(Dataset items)
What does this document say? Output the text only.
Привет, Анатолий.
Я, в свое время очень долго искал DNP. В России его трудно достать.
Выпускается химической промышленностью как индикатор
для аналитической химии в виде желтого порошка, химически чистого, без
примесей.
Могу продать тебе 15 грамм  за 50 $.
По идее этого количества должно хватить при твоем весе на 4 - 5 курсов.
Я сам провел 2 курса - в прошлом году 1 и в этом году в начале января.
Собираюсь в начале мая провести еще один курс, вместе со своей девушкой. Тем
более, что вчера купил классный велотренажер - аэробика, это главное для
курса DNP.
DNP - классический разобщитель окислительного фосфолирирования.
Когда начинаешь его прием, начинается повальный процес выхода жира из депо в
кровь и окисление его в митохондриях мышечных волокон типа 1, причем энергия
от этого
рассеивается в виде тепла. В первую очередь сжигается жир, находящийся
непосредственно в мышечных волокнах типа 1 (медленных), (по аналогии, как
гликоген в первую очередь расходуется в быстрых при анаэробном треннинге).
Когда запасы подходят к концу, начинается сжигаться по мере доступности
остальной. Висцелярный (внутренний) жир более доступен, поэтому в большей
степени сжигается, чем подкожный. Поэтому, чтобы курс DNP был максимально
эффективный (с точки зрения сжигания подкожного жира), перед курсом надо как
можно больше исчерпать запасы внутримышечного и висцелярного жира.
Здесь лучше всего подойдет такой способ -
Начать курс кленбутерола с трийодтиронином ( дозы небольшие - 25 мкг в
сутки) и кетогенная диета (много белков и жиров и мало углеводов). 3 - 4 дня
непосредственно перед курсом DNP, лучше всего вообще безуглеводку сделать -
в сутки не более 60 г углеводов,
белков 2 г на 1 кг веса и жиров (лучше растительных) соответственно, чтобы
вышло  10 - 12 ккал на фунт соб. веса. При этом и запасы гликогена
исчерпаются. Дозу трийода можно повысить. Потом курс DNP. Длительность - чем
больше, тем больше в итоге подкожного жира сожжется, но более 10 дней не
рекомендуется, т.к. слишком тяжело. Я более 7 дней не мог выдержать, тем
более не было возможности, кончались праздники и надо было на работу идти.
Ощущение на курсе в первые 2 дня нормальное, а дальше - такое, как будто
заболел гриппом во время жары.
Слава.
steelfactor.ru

*What you should do*
From the records above, extract every entry exactly as given.

*Exercise answer*
What does this document say? Output the text only.
Привет, Анатолий.
Я, в свое время очень долго искал DNP. В России его трудно достать.
Выпускается химической промышленностью как индикатор
для аналитической химии в виде желтого порошка, химически чистого, без
примесей.
Могу продать тебе 15 грамм  за 50 $.
По идее этого количества должно хватить при твоем весе на 4 - 5 курсов.
Я сам провел 2 курса - в прошлом году 1 и в этом году в начале января.
Собираюсь в начале мая провести еще один курс, вместе со своей девушкой. Тем
более, что вчера купил классный велотренажер - аэробика, это главное для
курса DNP.
DNP - классический разобщитель окислительного фосфолирирования.
Когда начинаешь его прием, начинается повальный процес выхода жира из депо в
кровь и окисление его в митохондриях мышечных волокон типа 1, причем энергия
от этого
рассеивается в виде тепла. В первую очередь сжигается жир, находящийся
непосредственно в мышечных волокнах типа 1 (медленных), (по аналогии, как
гликоген в первую очередь расходуется в быстрых при анаэробном треннинге).
Когда запасы подходят к концу, начинается сжигаться по мере доступности
остальной. Висцелярный (внутренний) жир более доступен, поэтому в большей
степени сжигается, чем подкожный. Поэтому, чтобы курс DNP был максимально
эффективный (с точки зрения сжигания подкожного жира), перед курсом надо как
можно больше исчерпать запасы внутримышечного и висцелярного жира.
Здесь лучше всего подойдет такой способ -
Начать курс кленбутерола с трийодтиронином ( дозы небольшие - 25 мкг в
сутки) и кетогенная диета (много белков и жиров и мало углеводов). 3 - 4 дня
непосредственно перед курсом DNP, лучше всего вообще безуглеводку сделать -
в сутки не более 60 г углеводов,
белков 2 г на 1 кг веса и жиров (лучше растительных) соответственно, чтобы
вышло  10 - 12 ккал на фунт соб. веса. При этом и запасы гликогена
исчерпаются. Дозу трийода можно повысить. Потом курс DNP. Длительность - чем
больше, тем больше в итоге подкожного жира сожжется, но более 10 дней не
рекомендуется, т.к. слишком тяжело. Я более 7 дней не мог выдержать, тем
более не было возможности, кончались праздники и надо было на работу идти.
Ощущение на курсе в первые 2 дня нормальное, а дальше - такое, как будто
заболел гриппом во время жары.
Слава.
steelfactor.ru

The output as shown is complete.